• _What to work on_:
Give every line from the entries that contains "document".

• _Records to process_:

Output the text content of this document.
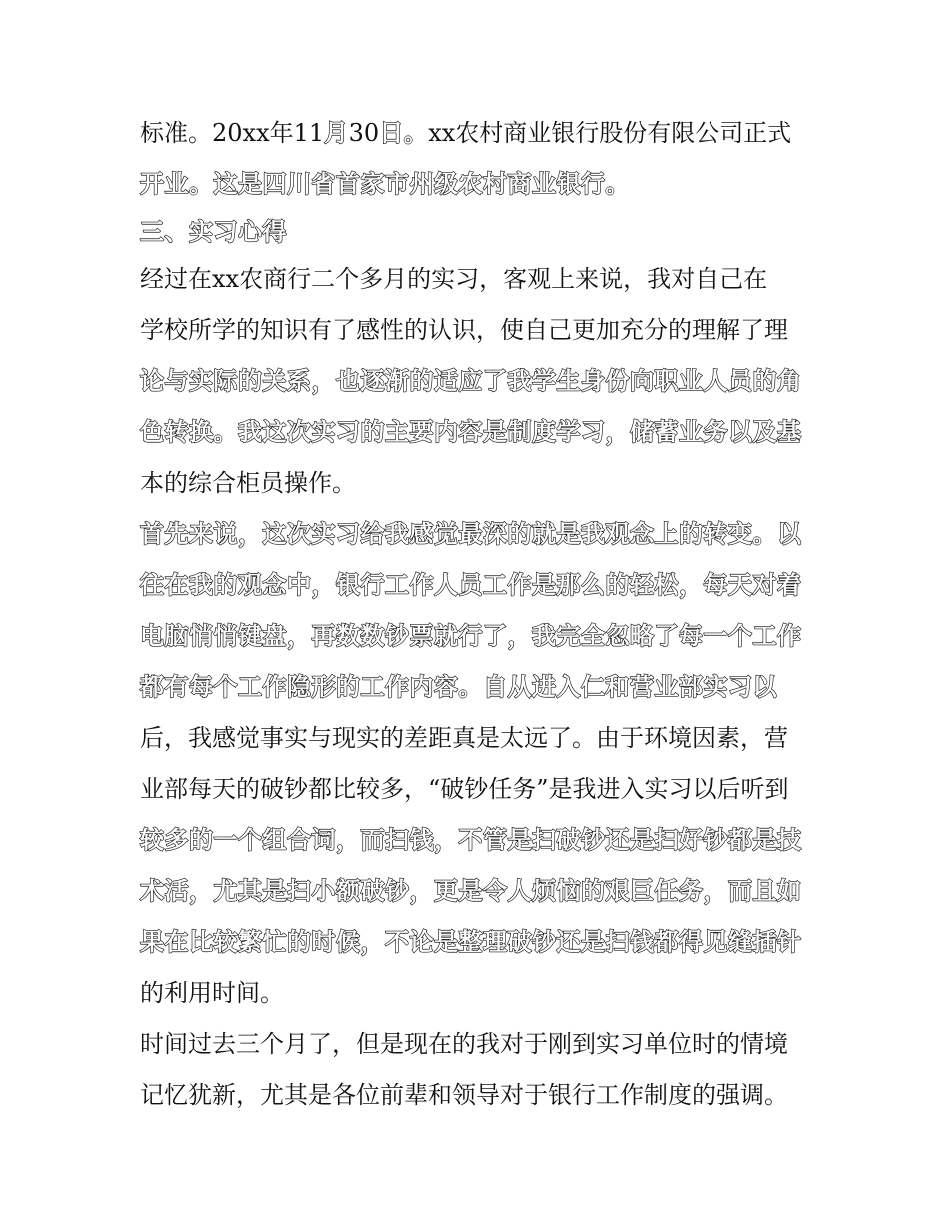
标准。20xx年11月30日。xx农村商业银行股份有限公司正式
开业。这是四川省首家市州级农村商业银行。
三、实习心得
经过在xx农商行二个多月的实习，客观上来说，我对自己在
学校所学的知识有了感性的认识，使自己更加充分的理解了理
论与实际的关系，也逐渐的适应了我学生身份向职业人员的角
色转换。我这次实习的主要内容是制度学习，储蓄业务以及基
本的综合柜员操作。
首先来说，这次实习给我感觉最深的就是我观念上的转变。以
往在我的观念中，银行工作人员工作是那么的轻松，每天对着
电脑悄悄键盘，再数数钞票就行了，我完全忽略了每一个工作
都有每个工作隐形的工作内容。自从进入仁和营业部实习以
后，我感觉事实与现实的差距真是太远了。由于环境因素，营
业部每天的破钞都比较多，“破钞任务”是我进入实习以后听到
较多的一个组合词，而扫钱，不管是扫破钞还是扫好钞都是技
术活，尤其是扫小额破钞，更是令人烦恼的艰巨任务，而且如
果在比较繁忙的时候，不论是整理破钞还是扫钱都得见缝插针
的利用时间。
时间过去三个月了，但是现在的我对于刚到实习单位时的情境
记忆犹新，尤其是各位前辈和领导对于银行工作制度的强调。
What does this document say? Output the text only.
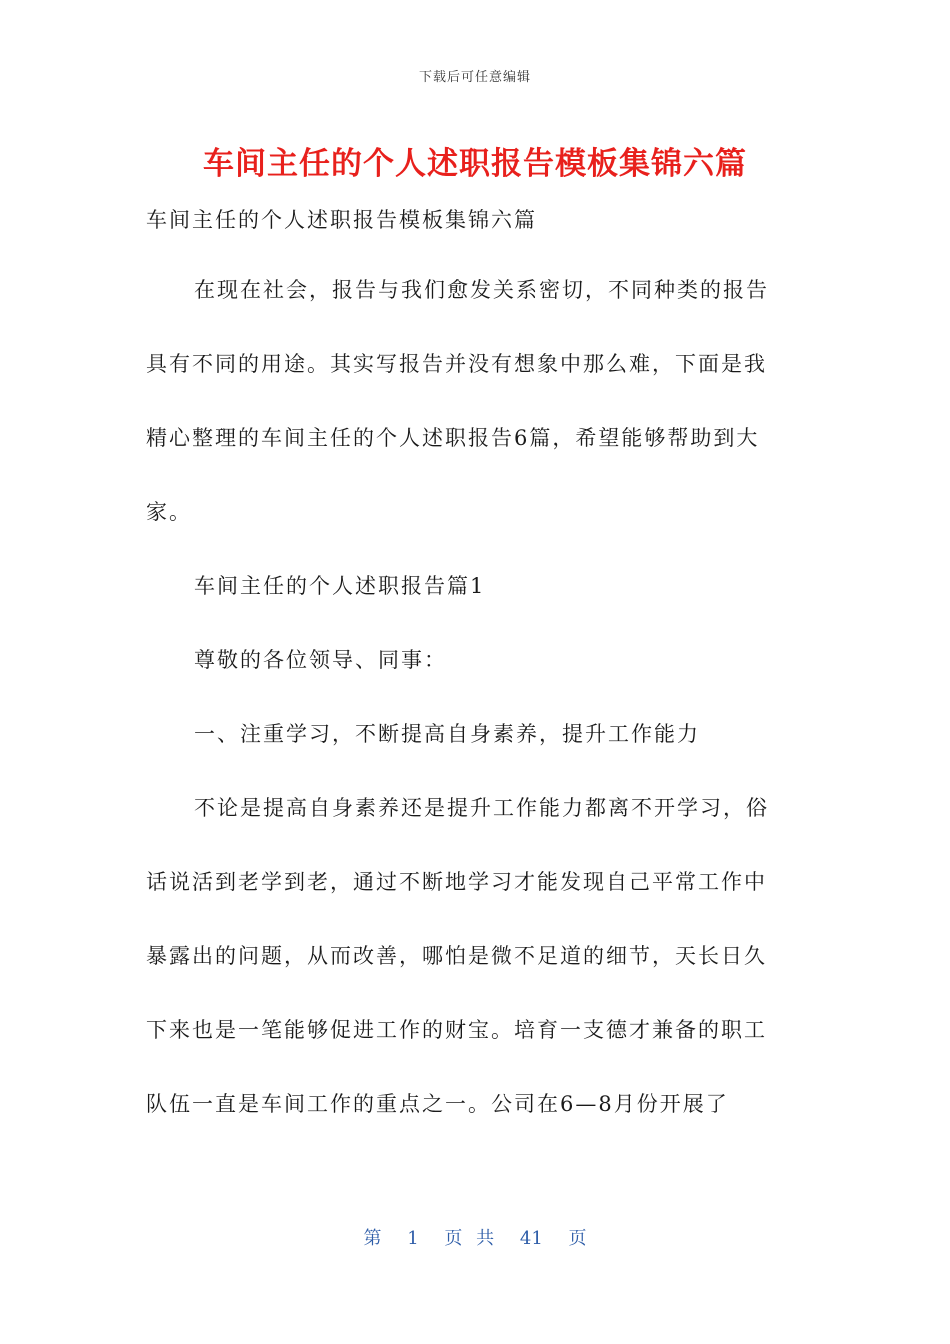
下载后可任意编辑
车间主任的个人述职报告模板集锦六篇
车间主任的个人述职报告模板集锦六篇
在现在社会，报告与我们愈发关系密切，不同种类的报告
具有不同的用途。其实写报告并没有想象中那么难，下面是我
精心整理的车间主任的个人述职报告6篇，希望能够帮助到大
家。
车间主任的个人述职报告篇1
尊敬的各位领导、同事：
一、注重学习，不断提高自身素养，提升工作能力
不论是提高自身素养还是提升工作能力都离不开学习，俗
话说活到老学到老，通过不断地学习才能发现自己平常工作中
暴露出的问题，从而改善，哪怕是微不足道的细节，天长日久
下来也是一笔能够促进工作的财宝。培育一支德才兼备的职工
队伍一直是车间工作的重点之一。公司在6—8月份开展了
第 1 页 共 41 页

--

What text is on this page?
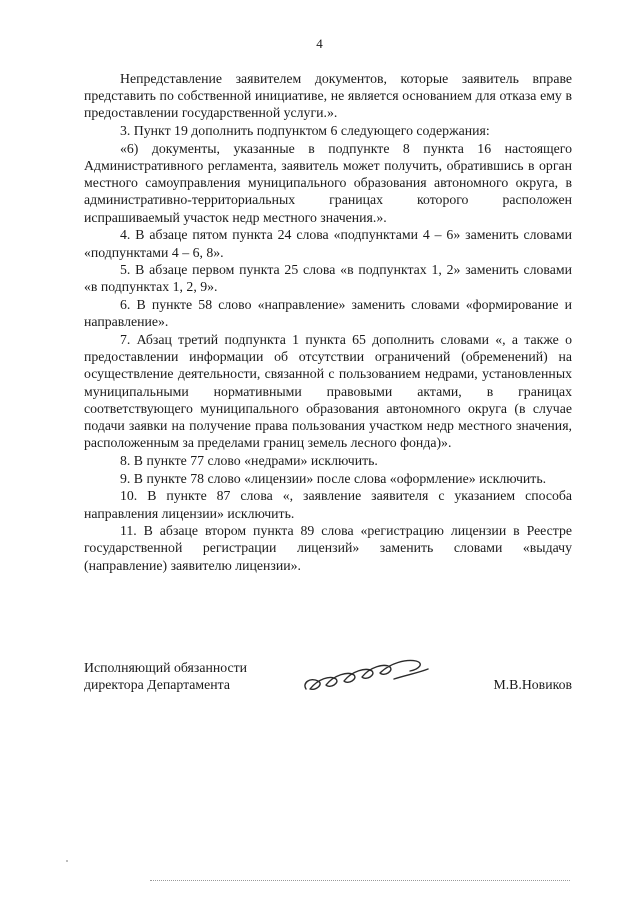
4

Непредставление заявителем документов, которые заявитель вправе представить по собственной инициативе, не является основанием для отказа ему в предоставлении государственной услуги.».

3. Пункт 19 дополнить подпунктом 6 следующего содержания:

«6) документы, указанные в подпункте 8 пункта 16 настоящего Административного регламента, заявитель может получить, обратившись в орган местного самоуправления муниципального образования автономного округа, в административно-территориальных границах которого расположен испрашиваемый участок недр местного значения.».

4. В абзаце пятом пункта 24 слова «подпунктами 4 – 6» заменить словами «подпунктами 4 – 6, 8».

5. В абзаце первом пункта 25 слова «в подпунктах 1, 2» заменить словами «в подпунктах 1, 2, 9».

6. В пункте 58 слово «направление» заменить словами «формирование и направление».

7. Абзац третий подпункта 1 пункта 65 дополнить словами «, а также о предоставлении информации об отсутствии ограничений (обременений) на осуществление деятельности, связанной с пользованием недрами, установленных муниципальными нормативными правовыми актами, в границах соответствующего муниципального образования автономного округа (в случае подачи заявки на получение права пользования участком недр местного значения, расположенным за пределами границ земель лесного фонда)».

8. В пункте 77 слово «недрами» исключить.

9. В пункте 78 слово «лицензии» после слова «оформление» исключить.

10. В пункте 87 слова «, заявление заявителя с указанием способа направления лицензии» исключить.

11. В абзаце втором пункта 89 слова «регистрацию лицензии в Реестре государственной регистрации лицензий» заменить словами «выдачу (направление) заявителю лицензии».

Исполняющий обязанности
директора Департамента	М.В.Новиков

• _Response for this exercise_:
Output the text content of this document.
What does this document say? Output the text only.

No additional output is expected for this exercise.